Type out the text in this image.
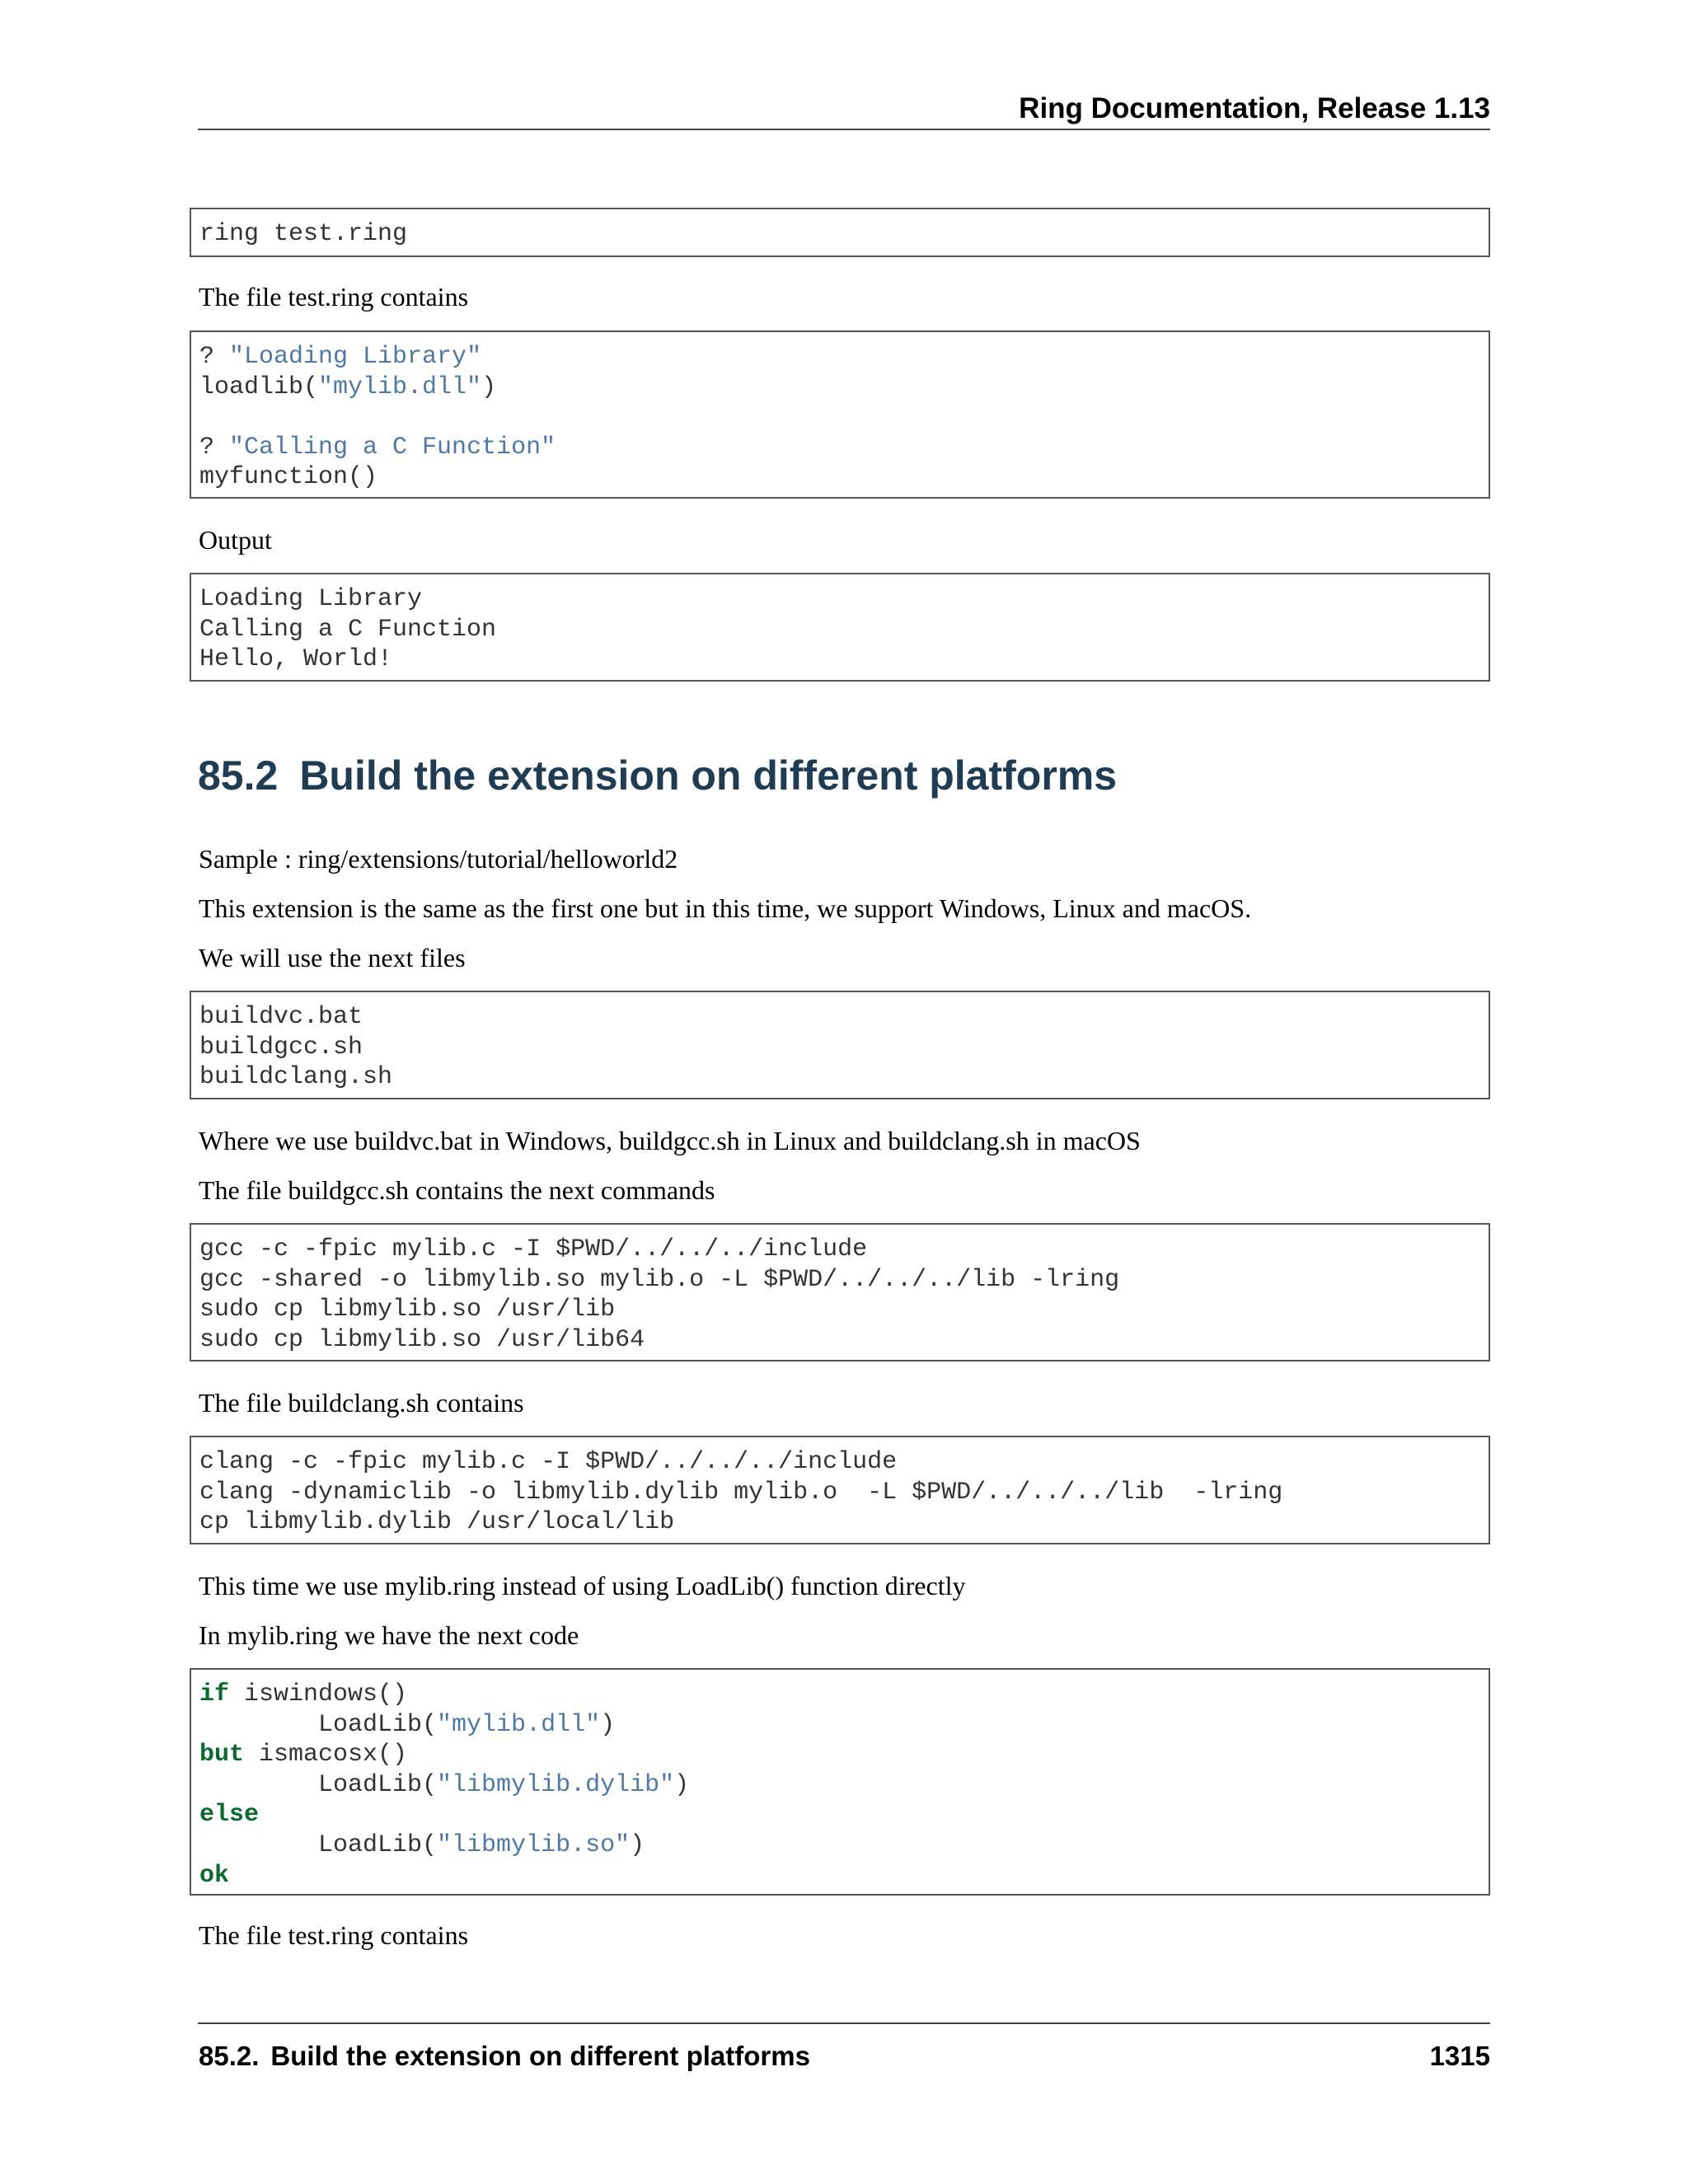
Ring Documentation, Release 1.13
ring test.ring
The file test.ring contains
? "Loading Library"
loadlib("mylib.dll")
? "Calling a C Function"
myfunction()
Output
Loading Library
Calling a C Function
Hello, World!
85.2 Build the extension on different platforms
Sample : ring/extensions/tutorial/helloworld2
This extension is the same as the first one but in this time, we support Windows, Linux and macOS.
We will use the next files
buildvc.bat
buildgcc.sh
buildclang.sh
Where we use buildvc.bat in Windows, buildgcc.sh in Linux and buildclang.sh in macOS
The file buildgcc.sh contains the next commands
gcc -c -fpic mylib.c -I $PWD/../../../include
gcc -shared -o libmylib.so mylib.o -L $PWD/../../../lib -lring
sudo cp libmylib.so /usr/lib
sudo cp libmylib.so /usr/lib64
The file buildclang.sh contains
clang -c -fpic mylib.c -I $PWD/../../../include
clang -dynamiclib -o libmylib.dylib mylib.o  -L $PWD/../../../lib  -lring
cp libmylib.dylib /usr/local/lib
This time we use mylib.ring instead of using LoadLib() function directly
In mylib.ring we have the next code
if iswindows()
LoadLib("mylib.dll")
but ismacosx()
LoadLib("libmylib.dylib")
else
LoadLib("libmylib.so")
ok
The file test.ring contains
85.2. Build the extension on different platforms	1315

------------------------------------

• Task brief
Return every line containing "fpic".

• Exercise output
gcc -c -fpic mylib.c -I $PWD/../../../include
clang -c -fpic mylib.c -I $PWD/../../../include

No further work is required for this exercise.